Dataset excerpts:
==*==

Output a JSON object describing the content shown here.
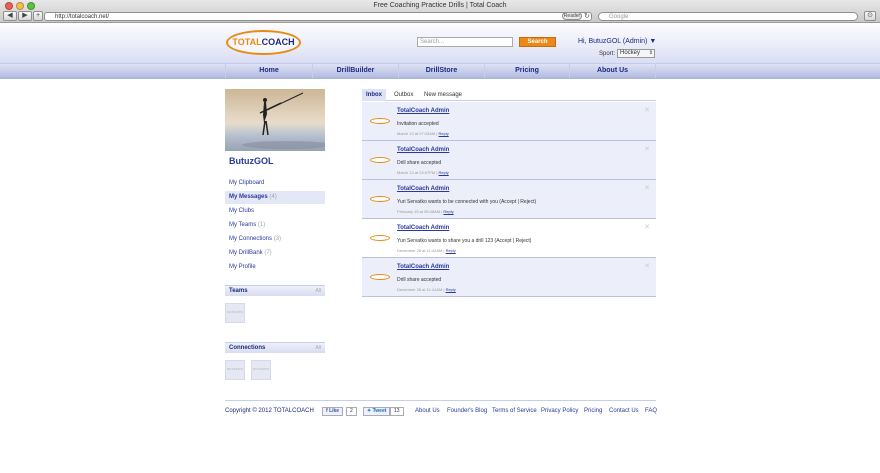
{
  "browser": {
    "window_title": "Free Coaching Practice Drills | Total Coach",
    "url": "http://totalcoach.net/",
    "reader_label": "Reader",
    "search_placeholder": "Google",
    "traffic_lights": [
      "#ec5f57",
      "#f6bd4f",
      "#58c33e"
    ]
  },
  "header": {
    "logo_total": "TOTAL",
    "logo_coach": "COACH",
    "search_placeholder": "Search...",
    "search_button": "Search",
    "greeting": "Hi, ButuzGOL (Admin) ▼",
    "sport_label": "Sport:",
    "sport_value": "Hockey"
  },
  "nav": [
    "Home",
    "DrillBuilder",
    "DrillStore",
    "Pricing",
    "About Us"
  ],
  "profile": {
    "username": "ButuzGOL"
  },
  "sidebar": [
    {
      "label": "My Clipboard",
      "count": ""
    },
    {
      "label": "My Messages",
      "count": "(4)"
    },
    {
      "label": "My Clubs",
      "count": ""
    },
    {
      "label": "My Teams",
      "count": "(1)"
    },
    {
      "label": "My Connections",
      "count": "(3)"
    },
    {
      "label": "My DrillBank",
      "count": "(7)"
    },
    {
      "label": "My Profile",
      "count": ""
    }
  ],
  "sections": {
    "teams_title": "Teams",
    "connections_title": "Connections",
    "all_label": "All",
    "no_photo": "NO PHOTO"
  },
  "tabs": [
    "Inbox",
    "Outbox",
    "New message"
  ],
  "messages": [
    {
      "sender": "TotalCoach Admin",
      "body": "Invitation accepted",
      "date": "March 12 at 07:03AM |",
      "action": "Reply"
    },
    {
      "sender": "TotalCoach Admin",
      "body": "Drill share accepted",
      "date": "March 12 at 03:07PM |",
      "action": "Reply"
    },
    {
      "sender": "TotalCoach Admin",
      "body": "Yuri Servatko wants to be connected with you (Accept | Reject)",
      "date": "February 15 at 05:48AM |",
      "action": "Reply"
    },
    {
      "sender": "TotalCoach Admin",
      "body": "Yuri Servatko wants to share you a drill 123 (Accept | Reject)",
      "date": "December 28 at 11:42AM |",
      "action": "Reply"
    },
    {
      "sender": "TotalCoach Admin",
      "body": "Drill share accepted",
      "date": "December 28 at 11:41AM |",
      "action": "Reply"
    }
  ],
  "footer": {
    "copyright": "Copyright © 2012 TOTALCOACH",
    "like_label": "Like",
    "like_count": "2",
    "tweet_label": "Tweet",
    "tweet_count": "13",
    "links": [
      "About Us",
      "Founder's Blog",
      "Terms of Service",
      "Privacy Policy",
      "Pricing",
      "Contact Us",
      "FAQ"
    ]
  }
}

==*==

Exercise requirements: Which lines contain the word "body"? Copy each of them.

Solution for this problem:
      "body": "Invitation accepted",
      "body": "Drill share accepted",
      "body": "Yuri Servatko wants to be connected with you (Accept | Reject)",
      "body": "Yuri Servatko wants to share you a drill 123 (Accept | Reject)",
      "body": "Drill share accepted",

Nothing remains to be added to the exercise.